▸ **What the exercise asks**
Select and copy out every line in the records containing "with".

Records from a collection
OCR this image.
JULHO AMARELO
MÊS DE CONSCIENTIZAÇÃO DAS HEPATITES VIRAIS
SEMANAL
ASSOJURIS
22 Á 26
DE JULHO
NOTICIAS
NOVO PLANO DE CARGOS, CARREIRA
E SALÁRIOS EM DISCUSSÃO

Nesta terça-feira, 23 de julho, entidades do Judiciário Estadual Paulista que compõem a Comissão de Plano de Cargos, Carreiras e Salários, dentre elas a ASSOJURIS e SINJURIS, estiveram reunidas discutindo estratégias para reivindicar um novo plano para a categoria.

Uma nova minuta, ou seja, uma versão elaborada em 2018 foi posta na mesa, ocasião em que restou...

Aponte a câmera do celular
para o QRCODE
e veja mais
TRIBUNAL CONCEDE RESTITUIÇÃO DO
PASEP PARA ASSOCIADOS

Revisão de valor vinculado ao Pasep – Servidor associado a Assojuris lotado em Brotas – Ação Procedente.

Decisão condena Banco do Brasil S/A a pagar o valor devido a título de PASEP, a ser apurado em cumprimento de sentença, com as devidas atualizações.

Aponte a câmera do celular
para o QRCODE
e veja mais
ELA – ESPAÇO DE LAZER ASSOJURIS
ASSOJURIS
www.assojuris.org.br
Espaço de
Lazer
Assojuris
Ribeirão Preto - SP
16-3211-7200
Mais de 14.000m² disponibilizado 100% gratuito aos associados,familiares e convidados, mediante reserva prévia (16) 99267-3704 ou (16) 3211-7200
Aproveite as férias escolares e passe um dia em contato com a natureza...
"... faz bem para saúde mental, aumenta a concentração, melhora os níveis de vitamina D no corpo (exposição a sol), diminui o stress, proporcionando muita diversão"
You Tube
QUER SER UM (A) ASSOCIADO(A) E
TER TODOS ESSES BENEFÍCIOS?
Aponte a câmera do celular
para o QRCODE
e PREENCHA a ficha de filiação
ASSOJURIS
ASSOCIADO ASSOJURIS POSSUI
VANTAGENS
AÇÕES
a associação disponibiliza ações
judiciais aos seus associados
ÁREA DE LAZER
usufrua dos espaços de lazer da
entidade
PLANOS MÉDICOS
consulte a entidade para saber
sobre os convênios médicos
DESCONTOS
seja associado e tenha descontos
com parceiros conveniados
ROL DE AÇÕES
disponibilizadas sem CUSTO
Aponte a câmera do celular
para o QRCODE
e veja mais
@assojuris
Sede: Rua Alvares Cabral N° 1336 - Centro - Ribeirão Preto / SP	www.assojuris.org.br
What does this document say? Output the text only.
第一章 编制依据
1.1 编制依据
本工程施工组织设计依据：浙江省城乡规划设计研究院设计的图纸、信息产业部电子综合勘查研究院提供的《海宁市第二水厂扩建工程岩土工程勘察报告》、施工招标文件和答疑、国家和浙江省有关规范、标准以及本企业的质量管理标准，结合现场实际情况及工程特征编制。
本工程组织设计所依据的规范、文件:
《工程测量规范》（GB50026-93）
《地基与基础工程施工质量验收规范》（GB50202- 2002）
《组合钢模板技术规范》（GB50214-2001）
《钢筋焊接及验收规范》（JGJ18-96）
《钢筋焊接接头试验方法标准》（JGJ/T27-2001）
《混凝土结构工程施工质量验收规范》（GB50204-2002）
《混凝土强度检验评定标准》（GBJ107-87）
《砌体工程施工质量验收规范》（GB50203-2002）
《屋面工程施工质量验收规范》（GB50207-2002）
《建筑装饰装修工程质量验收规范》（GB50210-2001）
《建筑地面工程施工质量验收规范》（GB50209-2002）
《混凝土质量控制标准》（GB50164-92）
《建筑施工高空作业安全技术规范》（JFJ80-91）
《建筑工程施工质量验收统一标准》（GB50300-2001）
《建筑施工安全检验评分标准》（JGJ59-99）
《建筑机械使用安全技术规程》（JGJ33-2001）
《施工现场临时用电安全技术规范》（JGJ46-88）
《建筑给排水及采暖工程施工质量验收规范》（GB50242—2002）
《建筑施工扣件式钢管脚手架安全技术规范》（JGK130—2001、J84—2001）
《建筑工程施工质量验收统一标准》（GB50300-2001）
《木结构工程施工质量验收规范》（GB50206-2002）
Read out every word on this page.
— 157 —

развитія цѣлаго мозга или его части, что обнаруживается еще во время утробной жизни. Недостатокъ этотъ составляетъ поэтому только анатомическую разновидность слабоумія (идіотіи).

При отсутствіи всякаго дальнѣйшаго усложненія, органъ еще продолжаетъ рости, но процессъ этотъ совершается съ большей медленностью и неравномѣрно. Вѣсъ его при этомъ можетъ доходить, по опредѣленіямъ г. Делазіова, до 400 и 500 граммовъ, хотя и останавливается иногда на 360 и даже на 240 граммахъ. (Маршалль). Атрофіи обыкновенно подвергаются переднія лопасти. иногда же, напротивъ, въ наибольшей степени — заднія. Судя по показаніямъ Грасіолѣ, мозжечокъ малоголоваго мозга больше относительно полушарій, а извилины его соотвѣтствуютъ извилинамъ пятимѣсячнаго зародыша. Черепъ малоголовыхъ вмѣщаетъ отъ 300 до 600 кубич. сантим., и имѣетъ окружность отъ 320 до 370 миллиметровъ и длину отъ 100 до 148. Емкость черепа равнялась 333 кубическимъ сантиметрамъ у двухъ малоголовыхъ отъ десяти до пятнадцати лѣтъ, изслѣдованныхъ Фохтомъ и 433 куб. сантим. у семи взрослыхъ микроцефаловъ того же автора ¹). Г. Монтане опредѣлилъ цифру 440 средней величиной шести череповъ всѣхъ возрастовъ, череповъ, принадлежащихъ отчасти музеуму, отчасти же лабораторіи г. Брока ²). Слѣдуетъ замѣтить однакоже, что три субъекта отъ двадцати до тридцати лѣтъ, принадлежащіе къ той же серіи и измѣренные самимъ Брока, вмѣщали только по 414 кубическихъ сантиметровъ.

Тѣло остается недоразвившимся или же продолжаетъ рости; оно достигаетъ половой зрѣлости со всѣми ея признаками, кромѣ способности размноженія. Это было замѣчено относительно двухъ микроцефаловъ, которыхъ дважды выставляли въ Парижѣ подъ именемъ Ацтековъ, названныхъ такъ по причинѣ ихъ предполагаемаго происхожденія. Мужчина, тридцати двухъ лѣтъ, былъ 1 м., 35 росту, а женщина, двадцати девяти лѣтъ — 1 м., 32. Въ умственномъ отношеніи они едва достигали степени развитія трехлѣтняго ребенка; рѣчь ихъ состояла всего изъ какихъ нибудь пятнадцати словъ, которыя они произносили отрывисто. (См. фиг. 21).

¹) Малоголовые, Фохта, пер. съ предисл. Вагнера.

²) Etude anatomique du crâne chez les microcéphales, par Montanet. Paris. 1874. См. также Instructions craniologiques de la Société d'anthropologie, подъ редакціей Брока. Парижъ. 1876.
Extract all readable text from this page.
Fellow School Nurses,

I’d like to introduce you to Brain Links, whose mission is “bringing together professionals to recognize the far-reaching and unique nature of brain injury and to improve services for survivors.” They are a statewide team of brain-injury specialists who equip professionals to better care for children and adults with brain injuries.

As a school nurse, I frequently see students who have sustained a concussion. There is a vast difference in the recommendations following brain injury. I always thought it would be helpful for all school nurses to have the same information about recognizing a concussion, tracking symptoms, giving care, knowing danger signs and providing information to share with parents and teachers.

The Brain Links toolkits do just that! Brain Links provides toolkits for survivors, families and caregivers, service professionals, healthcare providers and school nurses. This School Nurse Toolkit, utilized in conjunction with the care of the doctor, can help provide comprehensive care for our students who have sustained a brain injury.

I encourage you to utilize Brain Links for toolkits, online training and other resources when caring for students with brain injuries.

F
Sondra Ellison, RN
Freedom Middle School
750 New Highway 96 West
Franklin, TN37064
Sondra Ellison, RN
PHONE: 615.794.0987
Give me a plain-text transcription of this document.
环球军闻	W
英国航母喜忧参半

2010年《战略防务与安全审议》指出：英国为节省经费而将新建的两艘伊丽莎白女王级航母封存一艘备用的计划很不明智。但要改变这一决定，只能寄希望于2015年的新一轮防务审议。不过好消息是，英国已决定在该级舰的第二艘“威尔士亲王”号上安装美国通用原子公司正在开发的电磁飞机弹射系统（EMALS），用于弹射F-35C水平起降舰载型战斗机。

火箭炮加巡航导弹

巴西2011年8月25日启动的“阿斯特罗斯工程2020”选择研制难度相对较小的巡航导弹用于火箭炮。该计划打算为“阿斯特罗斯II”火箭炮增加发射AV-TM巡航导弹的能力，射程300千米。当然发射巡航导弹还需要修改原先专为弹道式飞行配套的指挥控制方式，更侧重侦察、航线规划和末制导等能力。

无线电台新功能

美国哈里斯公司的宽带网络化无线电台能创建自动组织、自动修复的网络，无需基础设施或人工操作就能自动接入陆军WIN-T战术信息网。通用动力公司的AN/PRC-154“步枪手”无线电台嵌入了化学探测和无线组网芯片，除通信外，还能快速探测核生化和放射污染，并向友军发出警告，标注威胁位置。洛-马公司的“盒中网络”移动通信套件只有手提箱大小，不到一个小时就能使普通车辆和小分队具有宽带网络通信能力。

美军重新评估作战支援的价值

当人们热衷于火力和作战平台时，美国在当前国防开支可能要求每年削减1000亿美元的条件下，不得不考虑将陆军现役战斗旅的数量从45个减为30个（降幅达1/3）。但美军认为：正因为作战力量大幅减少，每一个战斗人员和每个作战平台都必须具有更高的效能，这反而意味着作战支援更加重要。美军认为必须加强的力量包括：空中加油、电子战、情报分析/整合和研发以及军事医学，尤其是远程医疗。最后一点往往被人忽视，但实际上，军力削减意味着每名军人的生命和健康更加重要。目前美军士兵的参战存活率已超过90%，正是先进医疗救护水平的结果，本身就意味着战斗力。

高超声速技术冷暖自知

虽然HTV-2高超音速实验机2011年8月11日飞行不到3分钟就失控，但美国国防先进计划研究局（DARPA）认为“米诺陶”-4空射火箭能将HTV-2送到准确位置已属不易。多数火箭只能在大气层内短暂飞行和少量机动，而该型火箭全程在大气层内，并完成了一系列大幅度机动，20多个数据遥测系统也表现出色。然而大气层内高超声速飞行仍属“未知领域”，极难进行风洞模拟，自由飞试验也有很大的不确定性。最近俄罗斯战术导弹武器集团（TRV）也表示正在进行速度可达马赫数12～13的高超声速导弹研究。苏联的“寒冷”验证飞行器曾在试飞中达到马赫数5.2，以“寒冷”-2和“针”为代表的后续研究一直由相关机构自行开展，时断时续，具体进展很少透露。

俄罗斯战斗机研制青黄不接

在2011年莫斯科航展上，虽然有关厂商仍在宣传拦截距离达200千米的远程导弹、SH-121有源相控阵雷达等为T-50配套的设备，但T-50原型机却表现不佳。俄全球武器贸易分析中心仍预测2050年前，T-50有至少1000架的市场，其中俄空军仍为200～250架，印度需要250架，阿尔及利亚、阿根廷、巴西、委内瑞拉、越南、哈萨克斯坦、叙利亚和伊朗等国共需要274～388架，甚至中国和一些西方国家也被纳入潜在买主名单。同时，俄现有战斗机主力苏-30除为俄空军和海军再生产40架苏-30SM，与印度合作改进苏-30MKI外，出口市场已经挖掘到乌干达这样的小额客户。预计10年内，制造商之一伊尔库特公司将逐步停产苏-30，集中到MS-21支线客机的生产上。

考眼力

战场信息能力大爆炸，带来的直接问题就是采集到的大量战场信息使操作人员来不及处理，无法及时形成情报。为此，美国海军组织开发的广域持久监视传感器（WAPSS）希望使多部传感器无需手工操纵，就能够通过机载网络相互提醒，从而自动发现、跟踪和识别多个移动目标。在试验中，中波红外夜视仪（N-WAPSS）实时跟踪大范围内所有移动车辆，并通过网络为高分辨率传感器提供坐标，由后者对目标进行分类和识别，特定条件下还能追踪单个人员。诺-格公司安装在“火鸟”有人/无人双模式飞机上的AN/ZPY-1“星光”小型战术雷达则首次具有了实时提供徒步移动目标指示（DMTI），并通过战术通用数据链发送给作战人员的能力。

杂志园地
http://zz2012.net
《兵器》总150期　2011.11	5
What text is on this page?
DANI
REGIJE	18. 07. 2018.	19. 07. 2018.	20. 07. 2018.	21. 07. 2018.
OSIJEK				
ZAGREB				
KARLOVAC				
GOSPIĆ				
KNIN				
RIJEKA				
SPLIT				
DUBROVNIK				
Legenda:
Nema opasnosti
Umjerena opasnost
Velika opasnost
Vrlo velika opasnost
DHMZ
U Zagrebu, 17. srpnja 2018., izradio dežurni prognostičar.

▸ **Response to this exercise**
I’d like to introduce you to Brain Links, whose mission is “bringing together professionals to recognize the far-reaching and unique nature of brain injury and to improve services for survivors.” They are a statewide team of brain-injury specialists who equip professionals to better care for children and adults with brain injuries.
As a school nurse, I frequently see students who have sustained a concussion. There is a vast difference in the recommendations following brain injury. I always thought it would be helpful for all school nurses to have the same information about recognizing a concussion, tracking symptoms, giving care, knowing danger signs and providing information to share with parents and teachers.
The Brain Links toolkits do just that! Brain Links provides toolkits for survivors, families and caregivers, service professionals, healthcare providers and school nurses. This School Nurse Toolkit, utilized in conjunction with the care of the doctor, can help provide comprehensive care for our students who have sustained a brain injury.
I encourage you to utilize Brain Links for toolkits, online training and other resources when caring for students with brain injuries.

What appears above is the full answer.